Document section -
1
votes

In a google spreadsheet I would like to filter the importxml() function, because the xml source document isn't so well formed (some sub-items are variably present) so that my columns alignment is not good (different types of data are mixed). see picture The query syntax I'm using has no effet. I've tried to select or to exclude, and both. Maybe you could help me. Thank you very much.

=importxml(A1;"*/*[name()='NameId'] | */*[name()='ScientificName'] | */*[name()!='DisplayDate'] | */*[name()!='Family'] | */*[name()!='RankAbbreviation'] | */*[name()!='NomenclatureStatusID'] | */*[name()!='NomenclatureStatusName'] | */*[name()!='TotalRows']")

Set tasks -
[a] Reproduce the importxml post from "In a google" to "you very much." word for word.
[b] Based on the importxml post, why does the poster want to filter the results of the importxml() function? Answer in one to three sentences.
You won't need the lines that come after this.

Provided material -
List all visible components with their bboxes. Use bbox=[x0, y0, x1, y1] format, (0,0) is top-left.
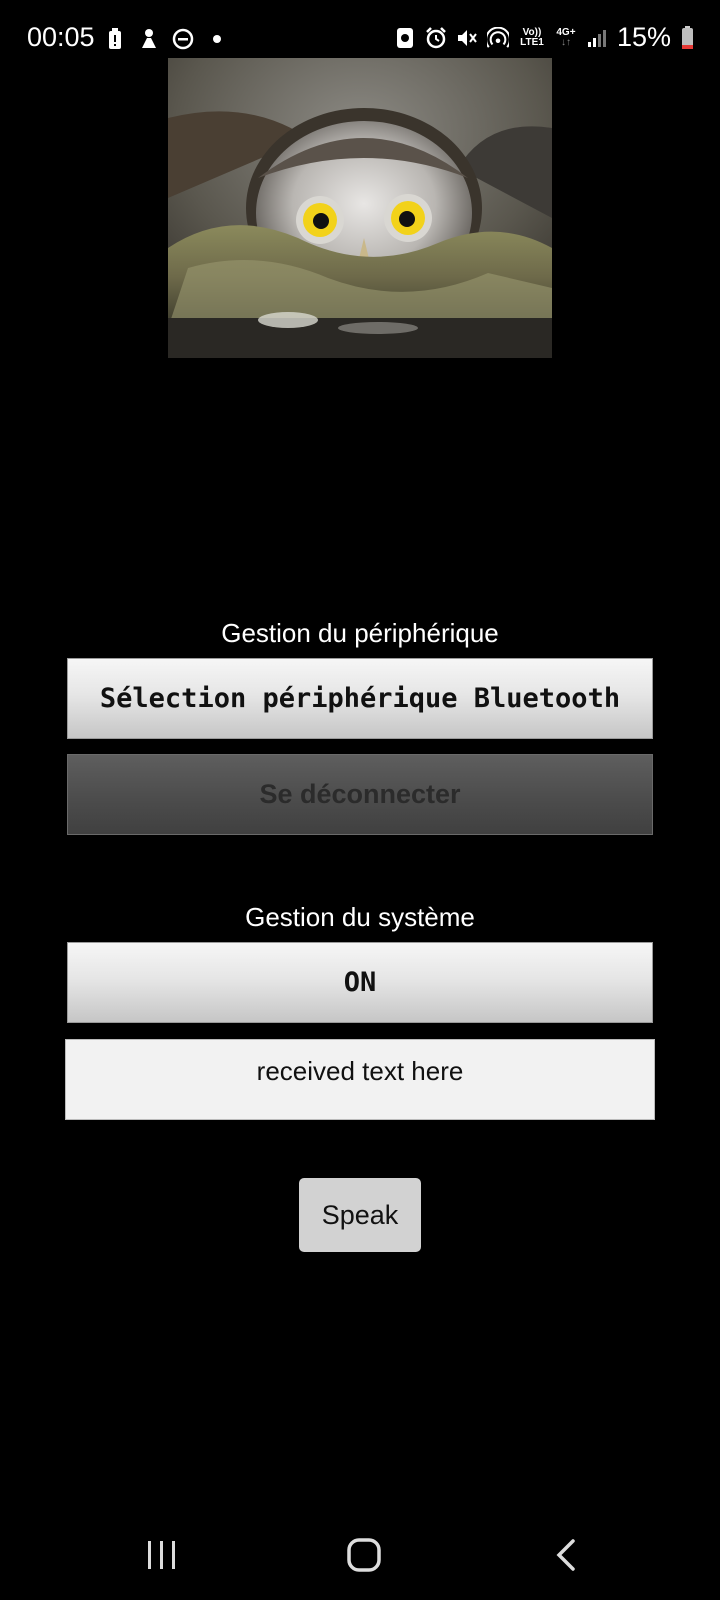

Expected results -
[a]
In a google spreadsheet I would like to filter the importxml() function, because the xml source document isn't so well formed (some sub-items are variably present) so that my columns alignment is not good (different types of data are mixed). see picture The query syntax I'm using has no effet. I've tried to select or to exclude, and both. Maybe you could help me. Thank you very much.

[b] The XML source isn't well formed, because some sub-items are present in some entries and missing from others. This throws off the column alignment in the spreadsheet, so different types of data end up mixed in the same columns.